[Stored data]
******************************
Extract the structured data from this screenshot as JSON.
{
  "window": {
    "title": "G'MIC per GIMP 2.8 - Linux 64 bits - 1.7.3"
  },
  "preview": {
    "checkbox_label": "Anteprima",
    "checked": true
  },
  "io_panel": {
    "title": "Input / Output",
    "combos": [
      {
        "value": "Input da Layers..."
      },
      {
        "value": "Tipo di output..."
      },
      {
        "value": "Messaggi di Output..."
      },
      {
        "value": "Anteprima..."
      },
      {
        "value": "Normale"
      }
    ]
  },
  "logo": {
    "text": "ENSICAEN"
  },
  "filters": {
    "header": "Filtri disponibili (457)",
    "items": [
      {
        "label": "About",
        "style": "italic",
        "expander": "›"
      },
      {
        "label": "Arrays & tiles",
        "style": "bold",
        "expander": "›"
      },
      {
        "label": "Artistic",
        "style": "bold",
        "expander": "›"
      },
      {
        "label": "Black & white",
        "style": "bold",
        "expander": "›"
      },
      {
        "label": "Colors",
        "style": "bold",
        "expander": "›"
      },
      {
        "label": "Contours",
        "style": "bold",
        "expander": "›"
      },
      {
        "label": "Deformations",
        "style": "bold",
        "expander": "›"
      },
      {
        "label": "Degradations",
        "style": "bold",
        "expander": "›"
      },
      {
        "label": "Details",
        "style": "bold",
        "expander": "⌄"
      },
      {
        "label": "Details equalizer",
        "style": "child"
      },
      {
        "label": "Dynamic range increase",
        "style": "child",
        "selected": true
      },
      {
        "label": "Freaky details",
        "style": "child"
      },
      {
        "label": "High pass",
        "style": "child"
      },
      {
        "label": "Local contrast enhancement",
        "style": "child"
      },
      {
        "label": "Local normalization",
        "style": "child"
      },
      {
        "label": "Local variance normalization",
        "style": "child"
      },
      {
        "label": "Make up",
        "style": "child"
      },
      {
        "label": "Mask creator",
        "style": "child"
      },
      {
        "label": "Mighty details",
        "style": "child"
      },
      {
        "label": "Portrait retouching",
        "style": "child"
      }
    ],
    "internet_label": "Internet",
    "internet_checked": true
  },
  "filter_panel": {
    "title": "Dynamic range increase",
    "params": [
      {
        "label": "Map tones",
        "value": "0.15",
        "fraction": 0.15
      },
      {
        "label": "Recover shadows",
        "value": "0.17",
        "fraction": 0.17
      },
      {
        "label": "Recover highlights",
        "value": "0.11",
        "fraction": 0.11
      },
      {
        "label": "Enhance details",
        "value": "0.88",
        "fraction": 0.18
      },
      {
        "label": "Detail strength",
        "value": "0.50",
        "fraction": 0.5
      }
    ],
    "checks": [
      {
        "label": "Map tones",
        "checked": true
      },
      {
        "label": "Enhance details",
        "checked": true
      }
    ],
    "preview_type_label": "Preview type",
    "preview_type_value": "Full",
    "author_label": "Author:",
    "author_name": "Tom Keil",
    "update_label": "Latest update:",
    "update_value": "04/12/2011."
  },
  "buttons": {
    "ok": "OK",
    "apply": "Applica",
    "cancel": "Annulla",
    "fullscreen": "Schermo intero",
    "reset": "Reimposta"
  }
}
******************************
YOUR TASK:
Transcribe the whole listing exactly.

OUTPUT FOR THIS TASK:
Extract the structured data from this screenshot as JSON.
{
  "window": {
    "title": "G'MIC per GIMP 2.8 - Linux 64 bits - 1.7.3"
  },
  "preview": {
    "checkbox_label": "Anteprima",
    "checked": true
  },
  "io_panel": {
    "title": "Input / Output",
    "combos": [
      {
        "value": "Input da Layers..."
      },
      {
        "value": "Tipo di output..."
      },
      {
        "value": "Messaggi di Output..."
      },
      {
        "value": "Anteprima..."
      },
      {
        "value": "Normale"
      }
    ]
  },
  "logo": {
    "text": "ENSICAEN"
  },
  "filters": {
    "header": "Filtri disponibili (457)",
    "items": [
      {
        "label": "About",
        "style": "italic",
        "expander": "›"
      },
      {
        "label": "Arrays & tiles",
        "style": "bold",
        "expander": "›"
      },
      {
        "label": "Artistic",
        "style": "bold",
        "expander": "›"
      },
      {
        "label": "Black & white",
        "style": "bold",
        "expander": "›"
      },
      {
        "label": "Colors",
        "style": "bold",
        "expander": "›"
      },
      {
        "label": "Contours",
        "style": "bold",
        "expander": "›"
      },
      {
        "label": "Deformations",
        "style": "bold",
        "expander": "›"
      },
      {
        "label": "Degradations",
        "style": "bold",
        "expander": "›"
      },
      {
        "label": "Details",
        "style": "bold",
        "expander": "⌄"
      },
      {
        "label": "Details equalizer",
        "style": "child"
      },
      {
        "label": "Dynamic range increase",
        "style": "child",
        "selected": true
      },
      {
        "label": "Freaky details",
        "style": "child"
      },
      {
        "label": "High pass",
        "style": "child"
      },
      {
        "label": "Local contrast enhancement",
        "style": "child"
      },
      {
        "label": "Local normalization",
        "style": "child"
      },
      {
        "label": "Local variance normalization",
        "style": "child"
      },
      {
        "label": "Make up",
        "style": "child"
      },
      {
        "label": "Mask creator",
        "style": "child"
      },
      {
        "label": "Mighty details",
        "style": "child"
      },
      {
        "label": "Portrait retouching",
        "style": "child"
      }
    ],
    "internet_label": "Internet",
    "internet_checked": true
  },
  "filter_panel": {
    "title": "Dynamic range increase",
    "params": [
      {
        "label": "Map tones",
        "value": "0.15",
        "fraction": 0.15
      },
      {
        "label": "Recover shadows",
        "value": "0.17",
        "fraction": 0.17
      },
      {
        "label": "Recover highlights",
        "value": "0.11",
        "fraction": 0.11
      },
      {
        "label": "Enhance details",
        "value": "0.88",
        "fraction": 0.18
      },
      {
        "label": "Detail strength",
        "value": "0.50",
        "fraction": 0.5
      }
    ],
    "checks": [
      {
        "label": "Map tones",
        "checked": true
      },
      {
        "label": "Enhance details",
        "checked": true
      }
    ],
    "preview_type_label": "Preview type",
    "preview_type_value": "Full",
    "author_label": "Author:",
    "author_name": "Tom Keil",
    "update_label": "Latest update:",
    "update_value": "04/12/2011."
  },
  "buttons": {
    "ok": "OK",
    "apply": "Applica",
    "cancel": "Annulla",
    "fullscreen": "Schermo intero",
    "reset": "Reimposta"
  }
}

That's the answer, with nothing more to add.